* START *
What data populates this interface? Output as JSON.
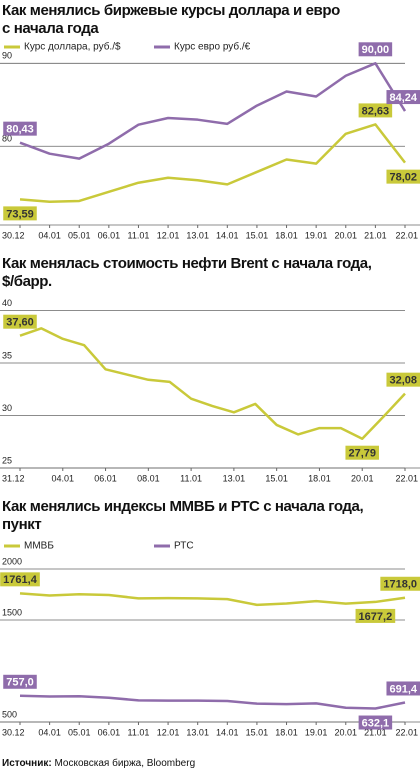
{
  "chart_data": [
    {
      "type": "line",
      "title": "Как менялись биржевые курсы доллара и евро\nс начала года",
      "categories": [
        "30.12",
        "04.01",
        "05.01",
        "06.01",
        "11.01",
        "12.01",
        "13.01",
        "14.01",
        "15.01",
        "18.01",
        "19.01",
        "20.01",
        "21.01",
        "22.01"
      ],
      "series": [
        {
          "name": "Курс доллара, руб./$",
          "color": "#c9c93a",
          "values": [
            73.59,
            73.3,
            73.4,
            74.5,
            75.6,
            76.2,
            75.9,
            75.4,
            76.9,
            78.4,
            77.9,
            81.5,
            82.63,
            78.02
          ],
          "value_labels": [
            "73,59",
            null,
            null,
            null,
            null,
            null,
            null,
            null,
            null,
            null,
            null,
            null,
            "82,63",
            "78,02"
          ]
        },
        {
          "name": "Курс евро руб./€",
          "color": "#8f6cab",
          "values": [
            80.43,
            79.1,
            78.5,
            80.3,
            82.6,
            83.4,
            83.2,
            82.7,
            84.9,
            86.6,
            86.0,
            88.5,
            90.0,
            84.24
          ],
          "value_labels": [
            "80,43",
            null,
            null,
            null,
            null,
            null,
            null,
            null,
            null,
            null,
            null,
            null,
            "90,00",
            "84,24"
          ]
        }
      ],
      "ylim": [
        70.5,
        91
      ],
      "yticks": [
        80,
        90
      ],
      "grid": true
    },
    {
      "type": "line",
      "title": "Как менялась стоимость нефти Brent с начала года,\n$/барр.",
      "categories": [
        "31.12",
        null,
        "04.01",
        null,
        "06.01",
        null,
        "08.01",
        null,
        "11.01",
        null,
        "13.01",
        null,
        "15.01",
        null,
        "18.01",
        null,
        "20.01",
        null,
        "22.01"
      ],
      "color": "#c9c93a",
      "values": [
        37.6,
        38.3,
        37.3,
        36.7,
        34.4,
        33.9,
        33.4,
        33.2,
        31.6,
        30.9,
        30.3,
        31.1,
        29.1,
        28.2,
        28.8,
        28.8,
        27.79,
        29.9,
        32.08
      ],
      "value_labels": [
        "37,60",
        null,
        null,
        null,
        null,
        null,
        null,
        null,
        null,
        null,
        null,
        null,
        null,
        null,
        null,
        null,
        "27,79",
        null,
        "32,08"
      ],
      "ylim": [
        25,
        41
      ],
      "yticks": [
        25,
        30,
        35,
        40
      ],
      "grid": true
    },
    {
      "type": "line",
      "title": "Как менялись индексы ММВБ и РТС с начала года,\nпункт",
      "categories": [
        "30.12",
        "04.01",
        "05.01",
        "06.01",
        "11.01",
        "12.01",
        "13.01",
        "14.01",
        "15.01",
        "18.01",
        "19.01",
        "20.01",
        "21.01",
        "22.01"
      ],
      "series": [
        {
          "name": "ММВБ",
          "color": "#c9c93a",
          "values": [
            1761.4,
            1740,
            1752,
            1745,
            1712,
            1715,
            1712,
            1705,
            1648,
            1662,
            1685,
            1660,
            1677.2,
            1718.0
          ],
          "value_labels": [
            "1761,4",
            null,
            null,
            null,
            null,
            null,
            null,
            null,
            null,
            null,
            null,
            null,
            "1677,2",
            "1718,0"
          ]
        },
        {
          "name": "РТС",
          "color": "#8f6cab",
          "values": [
            757.0,
            750,
            752,
            738,
            712,
            710,
            710,
            706,
            680,
            675,
            683,
            640,
            632.1,
            691.4
          ],
          "value_labels": [
            "757,0",
            null,
            null,
            null,
            null,
            null,
            null,
            null,
            null,
            null,
            null,
            null,
            "632,1",
            "691,4"
          ]
        }
      ],
      "ylim": [
        500,
        2000
      ],
      "yticks": [
        500,
        1500,
        2000
      ],
      "grid": true
    }
  ],
  "source_label": "Источник:",
  "source": "Московская биржа, Bloomberg"
}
* END *
WORK REQUIRED: Your task is to copy the entries in full and exactly, without any images.

WRITTEN SOLUTION:
What data populates this interface? Output as JSON.
{
  "chart_data": [
    {
      "type": "line",
      "title": "Как менялись биржевые курсы доллара и евро\nс начала года",
      "categories": [
        "30.12",
        "04.01",
        "05.01",
        "06.01",
        "11.01",
        "12.01",
        "13.01",
        "14.01",
        "15.01",
        "18.01",
        "19.01",
        "20.01",
        "21.01",
        "22.01"
      ],
      "series": [
        {
          "name": "Курс доллара, руб./$",
          "color": "#c9c93a",
          "values": [
            73.59,
            73.3,
            73.4,
            74.5,
            75.6,
            76.2,
            75.9,
            75.4,
            76.9,
            78.4,
            77.9,
            81.5,
            82.63,
            78.02
          ],
          "value_labels": [
            "73,59",
            null,
            null,
            null,
            null,
            null,
            null,
            null,
            null,
            null,
            null,
            null,
            "82,63",
            "78,02"
          ]
        },
        {
          "name": "Курс евро руб./€",
          "color": "#8f6cab",
          "values": [
            80.43,
            79.1,
            78.5,
            80.3,
            82.6,
            83.4,
            83.2,
            82.7,
            84.9,
            86.6,
            86.0,
            88.5,
            90.0,
            84.24
          ],
          "value_labels": [
            "80,43",
            null,
            null,
            null,
            null,
            null,
            null,
            null,
            null,
            null,
            null,
            null,
            "90,00",
            "84,24"
          ]
        }
      ],
      "ylim": [
        70.5,
        91
      ],
      "yticks": [
        80,
        90
      ],
      "grid": true
    },
    {
      "type": "line",
      "title": "Как менялась стоимость нефти Brent с начала года,\n$/барр.",
      "categories": [
        "31.12",
        null,
        "04.01",
        null,
        "06.01",
        null,
        "08.01",
        null,
        "11.01",
        null,
        "13.01",
        null,
        "15.01",
        null,
        "18.01",
        null,
        "20.01",
        null,
        "22.01"
      ],
      "color": "#c9c93a",
      "values": [
        37.6,
        38.3,
        37.3,
        36.7,
        34.4,
        33.9,
        33.4,
        33.2,
        31.6,
        30.9,
        30.3,
        31.1,
        29.1,
        28.2,
        28.8,
        28.8,
        27.79,
        29.9,
        32.08
      ],
      "value_labels": [
        "37,60",
        null,
        null,
        null,
        null,
        null,
        null,
        null,
        null,
        null,
        null,
        null,
        null,
        null,
        null,
        null,
        "27,79",
        null,
        "32,08"
      ],
      "ylim": [
        25,
        41
      ],
      "yticks": [
        25,
        30,
        35,
        40
      ],
      "grid": true
    },
    {
      "type": "line",
      "title": "Как менялись индексы ММВБ и РТС с начала года,\nпункт",
      "categories": [
        "30.12",
        "04.01",
        "05.01",
        "06.01",
        "11.01",
        "12.01",
        "13.01",
        "14.01",
        "15.01",
        "18.01",
        "19.01",
        "20.01",
        "21.01",
        "22.01"
      ],
      "series": [
        {
          "name": "ММВБ",
          "color": "#c9c93a",
          "values": [
            1761.4,
            1740,
            1752,
            1745,
            1712,
            1715,
            1712,
            1705,
            1648,
            1662,
            1685,
            1660,
            1677.2,
            1718.0
          ],
          "value_labels": [
            "1761,4",
            null,
            null,
            null,
            null,
            null,
            null,
            null,
            null,
            null,
            null,
            null,
            "1677,2",
            "1718,0"
          ]
        },
        {
          "name": "РТС",
          "color": "#8f6cab",
          "values": [
            757.0,
            750,
            752,
            738,
            712,
            710,
            710,
            706,
            680,
            675,
            683,
            640,
            632.1,
            691.4
          ],
          "value_labels": [
            "757,0",
            null,
            null,
            null,
            null,
            null,
            null,
            null,
            null,
            null,
            null,
            null,
            "632,1",
            "691,4"
          ]
        }
      ],
      "ylim": [
        500,
        2000
      ],
      "yticks": [
        500,
        1500,
        2000
      ],
      "grid": true
    }
  ],
  "source_label": "Источник:",
  "source": "Московская биржа, Bloomberg"
}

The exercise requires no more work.